# Stored rows
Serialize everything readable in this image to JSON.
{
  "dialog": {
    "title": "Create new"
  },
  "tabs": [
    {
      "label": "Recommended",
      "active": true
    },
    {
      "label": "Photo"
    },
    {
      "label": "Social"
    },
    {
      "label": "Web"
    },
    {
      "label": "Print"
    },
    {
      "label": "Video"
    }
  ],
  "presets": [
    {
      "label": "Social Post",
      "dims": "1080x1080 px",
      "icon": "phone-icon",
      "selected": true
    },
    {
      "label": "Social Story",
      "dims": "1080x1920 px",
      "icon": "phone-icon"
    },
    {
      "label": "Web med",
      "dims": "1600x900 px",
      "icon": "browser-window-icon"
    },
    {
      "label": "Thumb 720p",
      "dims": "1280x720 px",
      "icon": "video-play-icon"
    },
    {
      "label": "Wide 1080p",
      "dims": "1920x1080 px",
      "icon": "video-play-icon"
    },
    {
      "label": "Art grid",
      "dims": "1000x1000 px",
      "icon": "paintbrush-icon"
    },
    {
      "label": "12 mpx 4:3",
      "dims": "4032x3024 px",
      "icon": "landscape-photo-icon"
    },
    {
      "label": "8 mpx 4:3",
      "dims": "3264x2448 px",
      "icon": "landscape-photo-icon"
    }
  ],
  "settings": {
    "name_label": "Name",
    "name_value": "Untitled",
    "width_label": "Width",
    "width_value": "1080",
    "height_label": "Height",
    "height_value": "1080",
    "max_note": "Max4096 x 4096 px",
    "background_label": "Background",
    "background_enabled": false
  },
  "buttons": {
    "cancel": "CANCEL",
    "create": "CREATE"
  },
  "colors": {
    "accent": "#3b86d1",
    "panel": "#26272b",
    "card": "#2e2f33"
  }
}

# Job
Write down all the entries again without a single difference.

# In response
Serialize everything readable in this image to JSON.
{
  "dialog": {
    "title": "Create new"
  },
  "tabs": [
    {
      "label": "Recommended",
      "active": true
    },
    {
      "label": "Photo"
    },
    {
      "label": "Social"
    },
    {
      "label": "Web"
    },
    {
      "label": "Print"
    },
    {
      "label": "Video"
    }
  ],
  "presets": [
    {
      "label": "Social Post",
      "dims": "1080x1080 px",
      "icon": "phone-icon",
      "selected": true
    },
    {
      "label": "Social Story",
      "dims": "1080x1920 px",
      "icon": "phone-icon"
    },
    {
      "label": "Web med",
      "dims": "1600x900 px",
      "icon": "browser-window-icon"
    },
    {
      "label": "Thumb 720p",
      "dims": "1280x720 px",
      "icon": "video-play-icon"
    },
    {
      "label": "Wide 1080p",
      "dims": "1920x1080 px",
      "icon": "video-play-icon"
    },
    {
      "label": "Art grid",
      "dims": "1000x1000 px",
      "icon": "paintbrush-icon"
    },
    {
      "label": "12 mpx 4:3",
      "dims": "4032x3024 px",
      "icon": "landscape-photo-icon"
    },
    {
      "label": "8 mpx 4:3",
      "dims": "3264x2448 px",
      "icon": "landscape-photo-icon"
    }
  ],
  "settings": {
    "name_label": "Name",
    "name_value": "Untitled",
    "width_label": "Width",
    "width_value": "1080",
    "height_label": "Height",
    "height_value": "1080",
    "max_note": "Max4096 x 4096 px",
    "background_label": "Background",
    "background_enabled": false
  },
  "buttons": {
    "cancel": "CANCEL",
    "create": "CREATE"
  },
  "colors": {
    "accent": "#3b86d1",
    "panel": "#26272b",
    "card": "#2e2f33"
  }
}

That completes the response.